_Task brief:_
Gather up every line that includes the string "What".
══ Extracted information ══
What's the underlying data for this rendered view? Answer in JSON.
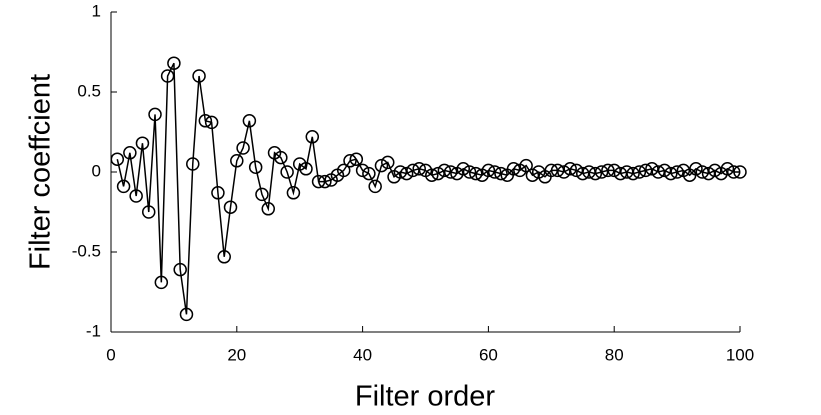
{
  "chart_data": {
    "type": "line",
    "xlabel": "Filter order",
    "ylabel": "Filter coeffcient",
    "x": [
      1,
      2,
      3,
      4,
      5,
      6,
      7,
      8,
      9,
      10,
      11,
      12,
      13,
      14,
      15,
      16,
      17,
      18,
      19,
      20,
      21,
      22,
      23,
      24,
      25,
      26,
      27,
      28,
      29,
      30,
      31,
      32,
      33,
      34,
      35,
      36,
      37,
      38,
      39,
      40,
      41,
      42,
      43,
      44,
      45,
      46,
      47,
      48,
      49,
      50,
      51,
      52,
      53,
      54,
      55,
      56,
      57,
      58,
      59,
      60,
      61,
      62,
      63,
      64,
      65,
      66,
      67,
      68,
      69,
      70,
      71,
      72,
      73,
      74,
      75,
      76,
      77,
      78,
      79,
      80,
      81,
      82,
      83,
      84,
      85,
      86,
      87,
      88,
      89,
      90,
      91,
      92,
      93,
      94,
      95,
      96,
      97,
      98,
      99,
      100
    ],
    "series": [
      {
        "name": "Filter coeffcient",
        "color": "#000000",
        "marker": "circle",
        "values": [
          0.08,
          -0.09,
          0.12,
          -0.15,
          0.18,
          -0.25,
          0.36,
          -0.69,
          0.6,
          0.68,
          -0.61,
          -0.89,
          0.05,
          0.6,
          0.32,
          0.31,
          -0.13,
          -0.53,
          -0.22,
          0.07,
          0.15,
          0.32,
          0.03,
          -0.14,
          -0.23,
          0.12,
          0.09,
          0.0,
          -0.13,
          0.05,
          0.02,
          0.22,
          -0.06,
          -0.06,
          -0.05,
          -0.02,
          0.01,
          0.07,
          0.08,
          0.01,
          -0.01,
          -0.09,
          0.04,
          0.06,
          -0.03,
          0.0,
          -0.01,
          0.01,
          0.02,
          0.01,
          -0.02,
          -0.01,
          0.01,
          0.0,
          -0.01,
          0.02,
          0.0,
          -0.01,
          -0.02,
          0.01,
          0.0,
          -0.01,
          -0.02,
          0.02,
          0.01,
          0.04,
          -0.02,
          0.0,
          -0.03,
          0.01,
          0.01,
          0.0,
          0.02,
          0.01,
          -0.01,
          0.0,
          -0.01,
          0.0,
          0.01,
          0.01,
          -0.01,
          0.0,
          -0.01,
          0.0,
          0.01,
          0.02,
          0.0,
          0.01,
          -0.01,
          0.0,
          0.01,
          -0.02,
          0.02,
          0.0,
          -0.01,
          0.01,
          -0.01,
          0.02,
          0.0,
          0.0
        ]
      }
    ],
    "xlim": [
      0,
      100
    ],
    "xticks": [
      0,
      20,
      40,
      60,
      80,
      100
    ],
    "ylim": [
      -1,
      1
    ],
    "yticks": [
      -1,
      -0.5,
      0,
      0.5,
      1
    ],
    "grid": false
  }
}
═══
══ Extracted information ══
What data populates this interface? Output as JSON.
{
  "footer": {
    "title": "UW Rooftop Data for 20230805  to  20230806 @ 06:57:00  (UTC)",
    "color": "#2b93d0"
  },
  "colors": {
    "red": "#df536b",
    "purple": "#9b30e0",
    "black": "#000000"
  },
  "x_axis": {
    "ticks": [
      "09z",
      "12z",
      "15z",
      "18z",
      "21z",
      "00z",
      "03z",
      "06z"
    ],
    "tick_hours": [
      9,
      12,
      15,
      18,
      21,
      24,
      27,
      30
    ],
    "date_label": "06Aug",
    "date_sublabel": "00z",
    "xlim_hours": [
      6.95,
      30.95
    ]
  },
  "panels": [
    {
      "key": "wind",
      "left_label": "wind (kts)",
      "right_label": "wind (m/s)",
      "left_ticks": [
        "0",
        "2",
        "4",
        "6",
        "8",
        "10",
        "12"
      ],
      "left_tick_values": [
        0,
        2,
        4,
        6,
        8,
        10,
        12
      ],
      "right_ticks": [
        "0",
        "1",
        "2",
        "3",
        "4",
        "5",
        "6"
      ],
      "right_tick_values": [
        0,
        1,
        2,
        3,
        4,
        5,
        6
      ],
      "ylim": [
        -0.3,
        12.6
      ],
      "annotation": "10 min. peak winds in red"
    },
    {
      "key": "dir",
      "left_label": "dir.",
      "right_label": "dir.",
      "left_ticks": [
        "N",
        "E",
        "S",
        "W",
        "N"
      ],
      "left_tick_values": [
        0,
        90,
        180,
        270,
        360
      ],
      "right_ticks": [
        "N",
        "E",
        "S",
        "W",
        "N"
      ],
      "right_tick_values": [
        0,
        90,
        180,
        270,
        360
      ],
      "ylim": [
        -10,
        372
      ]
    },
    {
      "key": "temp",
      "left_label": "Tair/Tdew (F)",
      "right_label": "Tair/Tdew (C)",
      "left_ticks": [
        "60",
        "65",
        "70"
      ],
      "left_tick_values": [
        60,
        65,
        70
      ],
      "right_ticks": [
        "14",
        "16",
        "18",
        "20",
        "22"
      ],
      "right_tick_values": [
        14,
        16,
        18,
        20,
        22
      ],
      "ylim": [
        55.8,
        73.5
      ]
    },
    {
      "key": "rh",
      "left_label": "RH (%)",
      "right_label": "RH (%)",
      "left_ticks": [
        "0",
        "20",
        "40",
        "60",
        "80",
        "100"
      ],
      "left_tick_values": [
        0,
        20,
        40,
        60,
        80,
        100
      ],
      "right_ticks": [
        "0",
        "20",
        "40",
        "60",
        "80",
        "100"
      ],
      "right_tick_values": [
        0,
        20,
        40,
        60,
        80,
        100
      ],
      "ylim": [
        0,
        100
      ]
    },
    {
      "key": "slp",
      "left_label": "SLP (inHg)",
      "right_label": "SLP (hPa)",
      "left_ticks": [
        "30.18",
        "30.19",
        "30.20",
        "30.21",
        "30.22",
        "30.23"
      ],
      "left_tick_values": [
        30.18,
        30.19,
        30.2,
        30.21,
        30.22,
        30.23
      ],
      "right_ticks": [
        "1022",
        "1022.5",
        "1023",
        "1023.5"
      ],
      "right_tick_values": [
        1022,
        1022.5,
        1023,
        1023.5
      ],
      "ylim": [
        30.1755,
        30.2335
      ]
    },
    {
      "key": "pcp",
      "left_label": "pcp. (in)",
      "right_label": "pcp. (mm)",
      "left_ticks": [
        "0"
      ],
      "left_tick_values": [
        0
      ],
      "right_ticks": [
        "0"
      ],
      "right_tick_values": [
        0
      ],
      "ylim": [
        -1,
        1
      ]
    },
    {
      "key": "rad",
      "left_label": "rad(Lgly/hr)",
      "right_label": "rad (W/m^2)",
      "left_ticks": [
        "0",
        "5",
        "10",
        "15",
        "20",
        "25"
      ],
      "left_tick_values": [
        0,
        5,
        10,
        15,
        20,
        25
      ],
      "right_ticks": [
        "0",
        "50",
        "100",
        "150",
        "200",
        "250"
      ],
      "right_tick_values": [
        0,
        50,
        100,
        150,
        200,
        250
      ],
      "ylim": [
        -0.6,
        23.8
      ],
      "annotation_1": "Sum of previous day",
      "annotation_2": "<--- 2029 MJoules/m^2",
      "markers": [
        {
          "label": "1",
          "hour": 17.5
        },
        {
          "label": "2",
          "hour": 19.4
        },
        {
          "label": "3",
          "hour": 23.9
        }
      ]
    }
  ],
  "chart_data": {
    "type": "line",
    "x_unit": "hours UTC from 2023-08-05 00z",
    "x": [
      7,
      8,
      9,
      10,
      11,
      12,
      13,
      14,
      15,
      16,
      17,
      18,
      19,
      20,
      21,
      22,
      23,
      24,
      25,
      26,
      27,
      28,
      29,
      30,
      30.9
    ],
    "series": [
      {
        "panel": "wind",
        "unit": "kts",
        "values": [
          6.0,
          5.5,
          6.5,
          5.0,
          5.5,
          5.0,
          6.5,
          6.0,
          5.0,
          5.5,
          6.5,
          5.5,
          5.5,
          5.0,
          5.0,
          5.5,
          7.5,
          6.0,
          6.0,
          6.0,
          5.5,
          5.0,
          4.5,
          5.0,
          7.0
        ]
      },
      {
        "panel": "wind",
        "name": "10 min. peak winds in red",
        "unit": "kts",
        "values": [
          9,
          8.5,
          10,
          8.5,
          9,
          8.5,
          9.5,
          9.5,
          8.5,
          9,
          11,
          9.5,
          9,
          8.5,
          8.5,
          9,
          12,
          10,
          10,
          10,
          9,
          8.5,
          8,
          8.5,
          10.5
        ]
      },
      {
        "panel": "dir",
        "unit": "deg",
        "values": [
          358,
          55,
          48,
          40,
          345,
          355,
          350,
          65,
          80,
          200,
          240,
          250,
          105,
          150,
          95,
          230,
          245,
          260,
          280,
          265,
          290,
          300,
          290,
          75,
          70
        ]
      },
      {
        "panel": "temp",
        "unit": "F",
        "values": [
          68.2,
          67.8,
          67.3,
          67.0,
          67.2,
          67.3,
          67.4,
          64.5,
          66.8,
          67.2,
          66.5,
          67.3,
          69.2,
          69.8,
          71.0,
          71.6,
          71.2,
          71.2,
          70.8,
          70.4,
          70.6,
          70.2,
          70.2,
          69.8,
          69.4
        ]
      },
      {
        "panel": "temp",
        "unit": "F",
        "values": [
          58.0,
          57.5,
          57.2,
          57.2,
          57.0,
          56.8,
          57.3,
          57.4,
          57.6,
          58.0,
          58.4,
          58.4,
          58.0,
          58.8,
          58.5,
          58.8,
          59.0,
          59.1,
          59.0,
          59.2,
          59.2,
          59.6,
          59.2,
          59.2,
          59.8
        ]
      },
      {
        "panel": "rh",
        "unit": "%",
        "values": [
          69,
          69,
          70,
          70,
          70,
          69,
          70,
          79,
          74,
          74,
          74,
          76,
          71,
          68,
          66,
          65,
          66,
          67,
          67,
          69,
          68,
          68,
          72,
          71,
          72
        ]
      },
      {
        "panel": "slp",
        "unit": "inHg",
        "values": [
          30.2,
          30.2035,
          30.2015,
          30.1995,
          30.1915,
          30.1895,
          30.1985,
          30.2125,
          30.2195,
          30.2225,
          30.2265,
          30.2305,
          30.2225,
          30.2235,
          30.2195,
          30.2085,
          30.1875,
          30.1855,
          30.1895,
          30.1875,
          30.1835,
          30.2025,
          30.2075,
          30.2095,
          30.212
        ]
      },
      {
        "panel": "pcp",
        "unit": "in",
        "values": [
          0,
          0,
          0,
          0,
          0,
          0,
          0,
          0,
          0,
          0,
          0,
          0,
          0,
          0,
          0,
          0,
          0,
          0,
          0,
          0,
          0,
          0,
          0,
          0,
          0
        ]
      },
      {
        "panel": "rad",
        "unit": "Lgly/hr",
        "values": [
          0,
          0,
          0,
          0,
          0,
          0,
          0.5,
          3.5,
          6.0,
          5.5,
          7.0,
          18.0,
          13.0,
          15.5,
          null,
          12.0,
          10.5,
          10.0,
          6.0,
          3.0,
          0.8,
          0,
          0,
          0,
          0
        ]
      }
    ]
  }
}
═══
_Output of the exercise:_
What's the underlying data for this rendered view? Answer in JSON.
What data populates this interface? Output as JSON.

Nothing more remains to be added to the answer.